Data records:
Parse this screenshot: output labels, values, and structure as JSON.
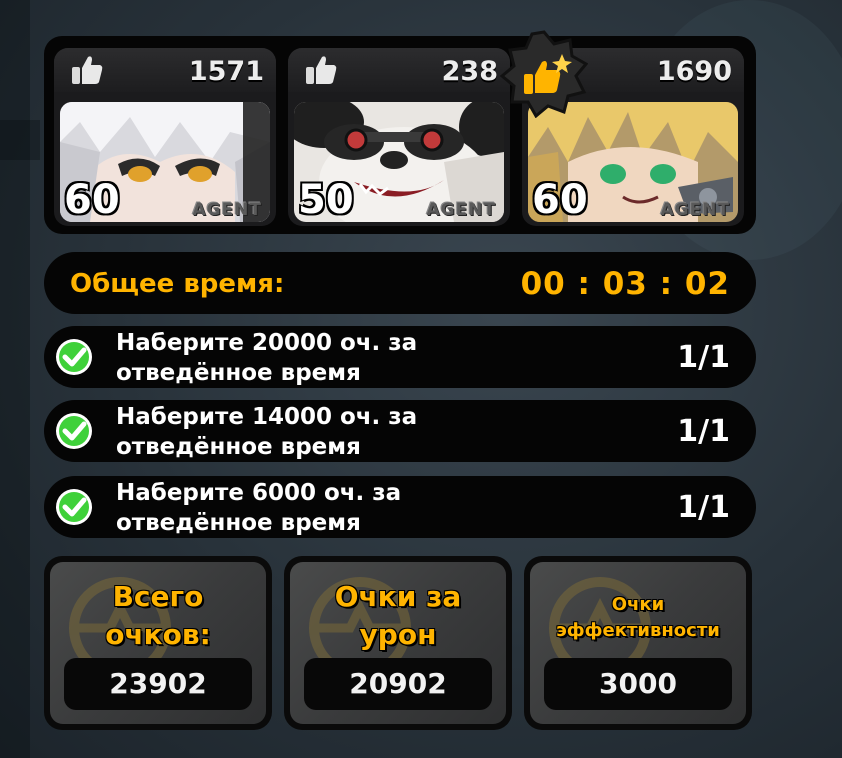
{
  "agents": [
    {
      "likes": "1571",
      "level": "60",
      "tag": "AGENT",
      "mvp": false,
      "portrait": "white-haired-girl-portrait"
    },
    {
      "likes": "238",
      "level": "50",
      "tag": "AGENT",
      "mvp": false,
      "portrait": "panda-portrait"
    },
    {
      "likes": "1690",
      "level": "60",
      "tag": "AGENT",
      "mvp": true,
      "portrait": "blonde-agent-portrait"
    }
  ],
  "time": {
    "label": "Общее время:",
    "value": "00 : 03 : 02"
  },
  "tasks": [
    {
      "line1": "Наберите 20000 оч. за",
      "line2": "отведённое время",
      "progress": "1/1",
      "done": true
    },
    {
      "line1": "Наберите 14000 оч. за",
      "line2": "отведённое время",
      "progress": "1/1",
      "done": true
    },
    {
      "line1": "Наберите 6000 оч. за",
      "line2": "отведённое время",
      "progress": "1/1",
      "done": true
    }
  ],
  "scores": [
    {
      "line1": "Всего",
      "line2": "очков:",
      "value": "23902"
    },
    {
      "line1": "Очки за",
      "line2": "урон",
      "value": "20902"
    },
    {
      "line1": "Очки",
      "line2": "эффективности",
      "value": "3000"
    }
  ],
  "colors": {
    "accent": "#ffb400",
    "check_green": "#3fd13a",
    "panel": "#050505"
  },
  "icons": {
    "like": "thumbs-up-icon",
    "mvp": "thumbs-up-star-icon",
    "task_done": "check-circle-icon"
  }
}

What you need to do: Return the lines of the records that include the string "Наберите".

Response to the task:
      "line1": "Наберите 20000 оч. за",
      "line1": "Наберите 14000 оч. за",
      "line1": "Наберите 6000 оч. за",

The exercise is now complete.